» **GOAL**: Reply with one number: the count of lines in the listing that contain the string "true".

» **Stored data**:
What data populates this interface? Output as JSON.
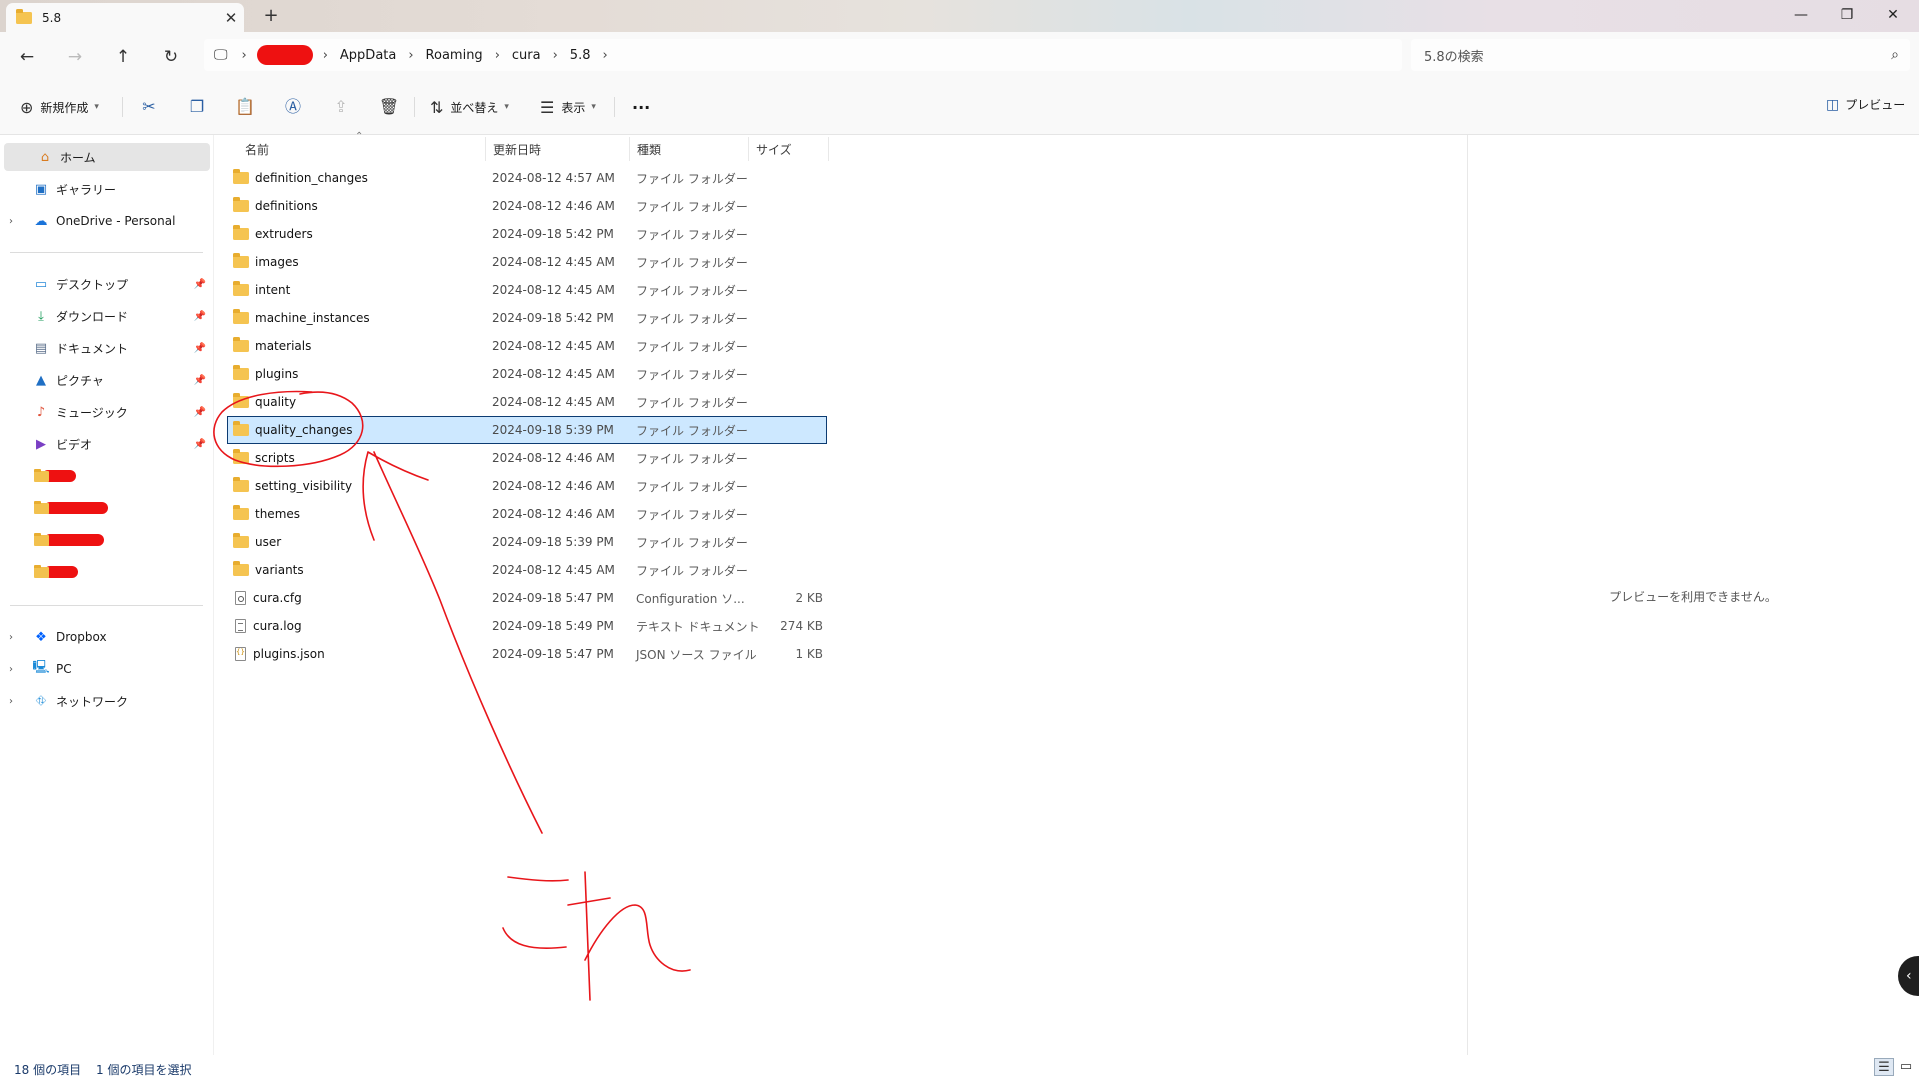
{
  "window": {
    "tab_title": "5.8",
    "tab_close": "✕",
    "new_tab": "+",
    "controls": {
      "minimize": "—",
      "maximize": "❐",
      "close": "✕"
    }
  },
  "nav_buttons": {
    "back": "←",
    "forward": "→",
    "up": "↑",
    "refresh": "↻"
  },
  "breadcrumb": [
    "AppData",
    "Roaming",
    "cura",
    "5.8"
  ],
  "search": {
    "placeholder": "5.8の検索"
  },
  "commands": {
    "new_label": "新規作成",
    "sort_label": "並べ替え",
    "view_label": "表示",
    "more": "···",
    "preview_label": "プレビュー"
  },
  "sidebar": {
    "quick": [
      {
        "label": "ホーム",
        "icon": "home-icon",
        "selected": true
      },
      {
        "label": "ギャラリー",
        "icon": "gallery-icon"
      },
      {
        "label": "OneDrive - Personal",
        "icon": "cloud-icon",
        "expandable": true
      }
    ],
    "pinned": [
      {
        "label": "デスクトップ",
        "icon": "desktop-icon"
      },
      {
        "label": "ダウンロード",
        "icon": "download-icon"
      },
      {
        "label": "ドキュメント",
        "icon": "documents-icon"
      },
      {
        "label": "ピクチャ",
        "icon": "pictures-icon"
      },
      {
        "label": "ミュージック",
        "icon": "music-icon"
      },
      {
        "label": "ビデオ",
        "icon": "video-icon"
      }
    ],
    "locations": [
      {
        "label": "Dropbox",
        "icon": "dropbox-icon"
      },
      {
        "label": "PC",
        "icon": "pc-icon"
      },
      {
        "label": "ネットワーク",
        "icon": "network-icon"
      }
    ]
  },
  "columns": {
    "name": "名前",
    "date": "更新日時",
    "type": "種類",
    "size": "サイズ"
  },
  "files": [
    {
      "name": "definition_changes",
      "date": "2024-08-12 4:57 AM",
      "type": "ファイル フォルダー",
      "size": "",
      "kind": "folder"
    },
    {
      "name": "definitions",
      "date": "2024-08-12 4:46 AM",
      "type": "ファイル フォルダー",
      "size": "",
      "kind": "folder"
    },
    {
      "name": "extruders",
      "date": "2024-09-18 5:42 PM",
      "type": "ファイル フォルダー",
      "size": "",
      "kind": "folder"
    },
    {
      "name": "images",
      "date": "2024-08-12 4:45 AM",
      "type": "ファイル フォルダー",
      "size": "",
      "kind": "folder"
    },
    {
      "name": "intent",
      "date": "2024-08-12 4:45 AM",
      "type": "ファイル フォルダー",
      "size": "",
      "kind": "folder"
    },
    {
      "name": "machine_instances",
      "date": "2024-09-18 5:42 PM",
      "type": "ファイル フォルダー",
      "size": "",
      "kind": "folder"
    },
    {
      "name": "materials",
      "date": "2024-08-12 4:45 AM",
      "type": "ファイル フォルダー",
      "size": "",
      "kind": "folder"
    },
    {
      "name": "plugins",
      "date": "2024-08-12 4:45 AM",
      "type": "ファイル フォルダー",
      "size": "",
      "kind": "folder"
    },
    {
      "name": "quality",
      "date": "2024-08-12 4:45 AM",
      "type": "ファイル フォルダー",
      "size": "",
      "kind": "folder"
    },
    {
      "name": "quality_changes",
      "date": "2024-09-18 5:39 PM",
      "type": "ファイル フォルダー",
      "size": "",
      "kind": "folder",
      "selected": true
    },
    {
      "name": "scripts",
      "date": "2024-08-12 4:46 AM",
      "type": "ファイル フォルダー",
      "size": "",
      "kind": "folder"
    },
    {
      "name": "setting_visibility",
      "date": "2024-08-12 4:46 AM",
      "type": "ファイル フォルダー",
      "size": "",
      "kind": "folder"
    },
    {
      "name": "themes",
      "date": "2024-08-12 4:46 AM",
      "type": "ファイル フォルダー",
      "size": "",
      "kind": "folder"
    },
    {
      "name": "user",
      "date": "2024-09-18 5:39 PM",
      "type": "ファイル フォルダー",
      "size": "",
      "kind": "folder"
    },
    {
      "name": "variants",
      "date": "2024-08-12 4:45 AM",
      "type": "ファイル フォルダー",
      "size": "",
      "kind": "folder"
    },
    {
      "name": "cura.cfg",
      "date": "2024-09-18 5:47 PM",
      "type": "Configuration ソ...",
      "size": "2 KB",
      "kind": "cfg"
    },
    {
      "name": "cura.log",
      "date": "2024-09-18 5:49 PM",
      "type": "テキスト ドキュメント",
      "size": "274 KB",
      "kind": "log"
    },
    {
      "name": "plugins.json",
      "date": "2024-09-18 5:47 PM",
      "type": "JSON ソース ファイル",
      "size": "1 KB",
      "kind": "json"
    }
  ],
  "preview": {
    "message": "プレビューを利用できません。"
  },
  "status": {
    "item_count": "18 個の項目",
    "selection": "1 個の項目を選択"
  },
  "annotation": {
    "handwritten_text": "これ",
    "color": "#e8161b"
  },
  "colors": {
    "selection_bg": "#cde8ff",
    "selection_border": "#0c3b72",
    "folder": "#f5c451",
    "accent": "#2b5fa3"
  }
}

» **WRITTEN SOLUTION**: 3